┏━━
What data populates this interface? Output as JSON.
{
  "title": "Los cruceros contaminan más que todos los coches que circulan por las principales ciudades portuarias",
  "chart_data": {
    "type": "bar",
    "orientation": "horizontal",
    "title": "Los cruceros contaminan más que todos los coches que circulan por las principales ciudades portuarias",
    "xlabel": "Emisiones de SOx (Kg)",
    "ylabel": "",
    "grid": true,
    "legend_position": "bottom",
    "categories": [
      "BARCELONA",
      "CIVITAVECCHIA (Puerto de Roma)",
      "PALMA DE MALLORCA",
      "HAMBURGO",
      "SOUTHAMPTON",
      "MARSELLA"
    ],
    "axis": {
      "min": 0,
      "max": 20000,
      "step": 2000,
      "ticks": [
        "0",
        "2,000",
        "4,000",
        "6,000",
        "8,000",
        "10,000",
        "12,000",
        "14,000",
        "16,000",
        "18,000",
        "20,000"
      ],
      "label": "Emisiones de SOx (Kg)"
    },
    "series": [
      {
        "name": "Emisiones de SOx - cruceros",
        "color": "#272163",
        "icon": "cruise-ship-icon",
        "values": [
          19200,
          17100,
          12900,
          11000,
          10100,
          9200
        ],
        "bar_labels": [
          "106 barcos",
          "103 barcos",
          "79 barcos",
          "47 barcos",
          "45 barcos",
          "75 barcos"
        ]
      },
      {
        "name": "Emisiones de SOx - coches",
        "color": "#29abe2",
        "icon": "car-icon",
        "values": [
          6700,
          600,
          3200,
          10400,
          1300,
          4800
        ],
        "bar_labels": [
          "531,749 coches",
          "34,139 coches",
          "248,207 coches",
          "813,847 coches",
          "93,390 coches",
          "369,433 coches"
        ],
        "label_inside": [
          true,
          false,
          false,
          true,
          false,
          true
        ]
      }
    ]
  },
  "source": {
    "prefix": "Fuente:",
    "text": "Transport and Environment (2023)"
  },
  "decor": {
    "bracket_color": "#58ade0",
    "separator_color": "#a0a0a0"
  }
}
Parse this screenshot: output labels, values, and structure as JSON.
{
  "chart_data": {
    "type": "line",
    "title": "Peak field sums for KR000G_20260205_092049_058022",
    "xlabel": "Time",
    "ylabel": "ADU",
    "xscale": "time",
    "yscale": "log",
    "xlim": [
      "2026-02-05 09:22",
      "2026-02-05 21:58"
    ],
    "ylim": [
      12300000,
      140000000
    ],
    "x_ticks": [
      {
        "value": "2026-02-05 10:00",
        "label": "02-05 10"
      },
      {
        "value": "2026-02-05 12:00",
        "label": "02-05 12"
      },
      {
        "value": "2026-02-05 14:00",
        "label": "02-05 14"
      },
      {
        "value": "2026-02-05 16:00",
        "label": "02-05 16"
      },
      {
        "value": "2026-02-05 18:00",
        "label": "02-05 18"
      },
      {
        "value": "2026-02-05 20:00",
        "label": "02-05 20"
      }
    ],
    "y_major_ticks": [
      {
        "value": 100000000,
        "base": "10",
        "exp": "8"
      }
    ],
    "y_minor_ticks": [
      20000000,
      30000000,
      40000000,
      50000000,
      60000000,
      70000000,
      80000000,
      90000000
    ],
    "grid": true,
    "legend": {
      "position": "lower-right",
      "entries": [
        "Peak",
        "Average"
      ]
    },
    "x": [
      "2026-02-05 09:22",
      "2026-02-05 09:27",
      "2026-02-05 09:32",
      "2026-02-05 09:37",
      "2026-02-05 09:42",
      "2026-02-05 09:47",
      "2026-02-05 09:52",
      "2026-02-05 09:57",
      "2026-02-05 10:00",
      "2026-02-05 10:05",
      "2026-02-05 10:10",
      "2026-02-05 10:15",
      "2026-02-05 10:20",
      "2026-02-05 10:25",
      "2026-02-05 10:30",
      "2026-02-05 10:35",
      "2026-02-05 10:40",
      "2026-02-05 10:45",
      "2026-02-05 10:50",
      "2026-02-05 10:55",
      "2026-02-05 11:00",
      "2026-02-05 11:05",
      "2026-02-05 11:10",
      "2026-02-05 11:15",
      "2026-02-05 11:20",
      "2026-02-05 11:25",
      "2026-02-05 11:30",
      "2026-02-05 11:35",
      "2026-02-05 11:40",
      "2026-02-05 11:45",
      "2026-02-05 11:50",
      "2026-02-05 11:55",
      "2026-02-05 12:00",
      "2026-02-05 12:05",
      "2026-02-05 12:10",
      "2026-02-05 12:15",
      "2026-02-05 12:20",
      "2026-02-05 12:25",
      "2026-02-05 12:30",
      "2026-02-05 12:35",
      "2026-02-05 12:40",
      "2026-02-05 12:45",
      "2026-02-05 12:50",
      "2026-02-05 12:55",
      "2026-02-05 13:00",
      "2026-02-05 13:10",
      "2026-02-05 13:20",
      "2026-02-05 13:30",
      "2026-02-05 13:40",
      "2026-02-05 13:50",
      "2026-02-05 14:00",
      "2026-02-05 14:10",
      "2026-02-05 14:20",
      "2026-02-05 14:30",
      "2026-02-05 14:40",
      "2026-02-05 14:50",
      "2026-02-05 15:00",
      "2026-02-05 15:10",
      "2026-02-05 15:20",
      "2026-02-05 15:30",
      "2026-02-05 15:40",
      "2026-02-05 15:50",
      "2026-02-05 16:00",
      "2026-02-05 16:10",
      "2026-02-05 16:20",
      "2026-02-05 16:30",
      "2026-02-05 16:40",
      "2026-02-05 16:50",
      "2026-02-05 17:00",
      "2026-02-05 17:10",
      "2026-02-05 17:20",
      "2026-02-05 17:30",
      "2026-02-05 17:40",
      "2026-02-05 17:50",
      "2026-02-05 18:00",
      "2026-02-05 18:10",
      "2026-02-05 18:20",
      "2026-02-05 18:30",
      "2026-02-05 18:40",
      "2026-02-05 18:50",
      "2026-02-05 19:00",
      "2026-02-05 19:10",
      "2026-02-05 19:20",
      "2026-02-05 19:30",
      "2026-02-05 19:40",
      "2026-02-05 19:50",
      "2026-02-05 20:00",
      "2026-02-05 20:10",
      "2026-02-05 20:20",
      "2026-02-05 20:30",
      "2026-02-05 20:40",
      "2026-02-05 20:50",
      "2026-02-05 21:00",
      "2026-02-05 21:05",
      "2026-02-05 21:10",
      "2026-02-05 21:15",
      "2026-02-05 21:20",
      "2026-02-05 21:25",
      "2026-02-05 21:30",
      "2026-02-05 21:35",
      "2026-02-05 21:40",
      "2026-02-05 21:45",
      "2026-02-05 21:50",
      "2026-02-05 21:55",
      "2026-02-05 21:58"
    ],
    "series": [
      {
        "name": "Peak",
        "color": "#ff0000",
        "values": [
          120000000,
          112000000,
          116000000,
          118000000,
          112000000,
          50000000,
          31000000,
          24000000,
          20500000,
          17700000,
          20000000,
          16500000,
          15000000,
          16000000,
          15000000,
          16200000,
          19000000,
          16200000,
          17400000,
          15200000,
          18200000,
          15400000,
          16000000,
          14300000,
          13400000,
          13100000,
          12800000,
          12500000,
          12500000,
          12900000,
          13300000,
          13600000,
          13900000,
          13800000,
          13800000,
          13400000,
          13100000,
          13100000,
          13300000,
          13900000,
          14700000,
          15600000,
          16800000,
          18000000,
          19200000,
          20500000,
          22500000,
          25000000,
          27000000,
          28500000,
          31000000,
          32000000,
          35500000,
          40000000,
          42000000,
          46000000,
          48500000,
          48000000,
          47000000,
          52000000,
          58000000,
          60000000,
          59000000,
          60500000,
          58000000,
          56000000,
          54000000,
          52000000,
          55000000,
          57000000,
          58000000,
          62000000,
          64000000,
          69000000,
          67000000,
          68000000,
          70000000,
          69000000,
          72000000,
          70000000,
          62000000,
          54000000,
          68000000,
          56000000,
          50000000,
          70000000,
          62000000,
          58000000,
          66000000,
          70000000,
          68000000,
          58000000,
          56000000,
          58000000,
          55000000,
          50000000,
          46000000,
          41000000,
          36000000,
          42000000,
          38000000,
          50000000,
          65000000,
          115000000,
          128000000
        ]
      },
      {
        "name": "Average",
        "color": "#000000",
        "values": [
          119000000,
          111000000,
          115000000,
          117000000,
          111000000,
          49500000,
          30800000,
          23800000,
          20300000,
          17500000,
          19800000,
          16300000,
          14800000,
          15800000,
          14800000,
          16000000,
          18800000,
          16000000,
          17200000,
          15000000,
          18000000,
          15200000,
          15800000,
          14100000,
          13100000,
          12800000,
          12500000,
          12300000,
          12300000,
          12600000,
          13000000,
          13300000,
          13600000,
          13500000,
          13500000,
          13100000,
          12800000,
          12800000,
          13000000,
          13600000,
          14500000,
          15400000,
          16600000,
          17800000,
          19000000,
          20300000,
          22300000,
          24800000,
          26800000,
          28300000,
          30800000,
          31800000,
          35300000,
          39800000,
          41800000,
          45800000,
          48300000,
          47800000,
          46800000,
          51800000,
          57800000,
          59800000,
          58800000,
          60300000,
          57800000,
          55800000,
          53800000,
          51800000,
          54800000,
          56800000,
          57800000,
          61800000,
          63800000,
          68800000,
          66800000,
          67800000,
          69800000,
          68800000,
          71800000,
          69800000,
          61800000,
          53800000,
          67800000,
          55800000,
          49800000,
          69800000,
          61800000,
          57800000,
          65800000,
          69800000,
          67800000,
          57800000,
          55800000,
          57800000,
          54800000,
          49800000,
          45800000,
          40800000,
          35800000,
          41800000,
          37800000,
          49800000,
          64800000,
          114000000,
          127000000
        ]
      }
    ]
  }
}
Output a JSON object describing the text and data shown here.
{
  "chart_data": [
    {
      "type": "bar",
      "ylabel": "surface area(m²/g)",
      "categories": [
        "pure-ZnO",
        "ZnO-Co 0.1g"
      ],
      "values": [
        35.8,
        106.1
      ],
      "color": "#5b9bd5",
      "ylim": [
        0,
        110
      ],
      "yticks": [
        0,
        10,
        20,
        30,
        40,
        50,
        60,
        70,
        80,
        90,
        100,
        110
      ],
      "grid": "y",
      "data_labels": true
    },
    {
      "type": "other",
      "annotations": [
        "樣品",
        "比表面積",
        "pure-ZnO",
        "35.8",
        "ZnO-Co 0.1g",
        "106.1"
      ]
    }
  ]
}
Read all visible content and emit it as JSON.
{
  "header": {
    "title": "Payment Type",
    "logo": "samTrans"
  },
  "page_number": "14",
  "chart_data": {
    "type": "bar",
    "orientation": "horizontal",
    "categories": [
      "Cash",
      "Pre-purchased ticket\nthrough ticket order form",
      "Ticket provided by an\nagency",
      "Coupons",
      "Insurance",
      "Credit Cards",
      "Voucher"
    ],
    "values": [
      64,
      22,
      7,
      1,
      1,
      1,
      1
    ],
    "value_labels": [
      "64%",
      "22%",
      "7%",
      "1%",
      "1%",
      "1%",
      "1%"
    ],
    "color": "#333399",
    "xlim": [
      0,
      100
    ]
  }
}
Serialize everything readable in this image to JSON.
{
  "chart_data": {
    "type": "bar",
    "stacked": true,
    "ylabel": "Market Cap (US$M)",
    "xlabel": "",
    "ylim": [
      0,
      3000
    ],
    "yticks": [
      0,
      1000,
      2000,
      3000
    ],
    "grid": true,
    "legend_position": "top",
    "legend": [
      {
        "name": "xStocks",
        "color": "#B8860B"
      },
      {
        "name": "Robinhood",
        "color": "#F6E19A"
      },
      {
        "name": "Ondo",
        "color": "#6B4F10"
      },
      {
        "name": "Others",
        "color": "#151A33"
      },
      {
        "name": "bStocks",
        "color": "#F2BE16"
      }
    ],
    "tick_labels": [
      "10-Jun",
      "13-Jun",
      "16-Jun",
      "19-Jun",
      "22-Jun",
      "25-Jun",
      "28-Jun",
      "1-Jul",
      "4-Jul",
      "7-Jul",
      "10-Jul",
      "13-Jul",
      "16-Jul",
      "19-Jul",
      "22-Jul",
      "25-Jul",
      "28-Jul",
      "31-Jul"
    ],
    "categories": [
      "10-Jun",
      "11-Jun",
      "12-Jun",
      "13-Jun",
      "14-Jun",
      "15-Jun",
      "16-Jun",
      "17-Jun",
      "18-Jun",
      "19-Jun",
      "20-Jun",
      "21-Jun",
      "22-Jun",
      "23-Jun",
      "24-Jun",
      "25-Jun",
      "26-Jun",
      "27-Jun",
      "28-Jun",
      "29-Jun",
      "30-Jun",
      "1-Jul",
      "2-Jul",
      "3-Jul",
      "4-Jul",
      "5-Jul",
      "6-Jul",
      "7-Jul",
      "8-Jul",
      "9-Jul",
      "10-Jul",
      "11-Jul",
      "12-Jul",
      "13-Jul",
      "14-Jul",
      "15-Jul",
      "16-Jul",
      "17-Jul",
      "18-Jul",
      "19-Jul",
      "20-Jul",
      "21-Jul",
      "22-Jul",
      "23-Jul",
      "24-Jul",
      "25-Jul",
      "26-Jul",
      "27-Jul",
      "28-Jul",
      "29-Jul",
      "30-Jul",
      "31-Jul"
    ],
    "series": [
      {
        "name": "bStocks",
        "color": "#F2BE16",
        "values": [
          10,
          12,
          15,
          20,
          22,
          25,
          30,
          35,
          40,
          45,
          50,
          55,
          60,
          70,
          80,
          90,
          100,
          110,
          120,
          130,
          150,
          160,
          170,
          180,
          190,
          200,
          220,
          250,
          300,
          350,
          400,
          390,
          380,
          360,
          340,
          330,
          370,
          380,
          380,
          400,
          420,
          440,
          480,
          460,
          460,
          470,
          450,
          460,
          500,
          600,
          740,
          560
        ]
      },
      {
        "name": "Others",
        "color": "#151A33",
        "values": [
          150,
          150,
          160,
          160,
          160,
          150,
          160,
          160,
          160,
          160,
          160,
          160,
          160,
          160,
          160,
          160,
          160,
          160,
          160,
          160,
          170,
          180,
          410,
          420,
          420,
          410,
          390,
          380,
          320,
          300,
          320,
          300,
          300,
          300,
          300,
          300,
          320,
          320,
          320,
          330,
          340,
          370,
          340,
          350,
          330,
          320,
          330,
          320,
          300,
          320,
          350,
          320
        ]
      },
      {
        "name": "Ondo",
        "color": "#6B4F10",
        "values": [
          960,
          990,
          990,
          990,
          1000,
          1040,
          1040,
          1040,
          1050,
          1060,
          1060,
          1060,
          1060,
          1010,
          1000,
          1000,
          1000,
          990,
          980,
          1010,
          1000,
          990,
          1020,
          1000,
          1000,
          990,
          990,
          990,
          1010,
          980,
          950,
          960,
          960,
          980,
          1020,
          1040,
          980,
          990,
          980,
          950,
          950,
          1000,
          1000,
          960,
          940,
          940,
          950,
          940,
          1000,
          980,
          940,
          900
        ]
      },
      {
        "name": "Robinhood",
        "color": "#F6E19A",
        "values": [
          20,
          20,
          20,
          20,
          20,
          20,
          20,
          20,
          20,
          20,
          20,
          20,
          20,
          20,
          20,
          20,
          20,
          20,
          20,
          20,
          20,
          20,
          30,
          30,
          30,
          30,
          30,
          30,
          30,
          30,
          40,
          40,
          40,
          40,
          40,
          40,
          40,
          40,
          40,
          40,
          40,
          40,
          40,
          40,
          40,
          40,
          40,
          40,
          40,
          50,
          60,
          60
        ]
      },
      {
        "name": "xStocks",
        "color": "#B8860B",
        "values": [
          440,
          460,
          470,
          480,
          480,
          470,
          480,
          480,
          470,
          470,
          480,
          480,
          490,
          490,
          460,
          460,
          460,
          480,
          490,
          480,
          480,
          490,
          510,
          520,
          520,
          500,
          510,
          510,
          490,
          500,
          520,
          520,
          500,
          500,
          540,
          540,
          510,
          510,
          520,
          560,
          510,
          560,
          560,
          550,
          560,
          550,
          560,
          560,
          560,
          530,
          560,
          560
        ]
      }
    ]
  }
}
┗━━
**AIM OF THE EXERCISE**
How many of the listing's lines contain "portuarias"? Respond with a single number and nothing else.

**RESULT OF THIS TASK**
2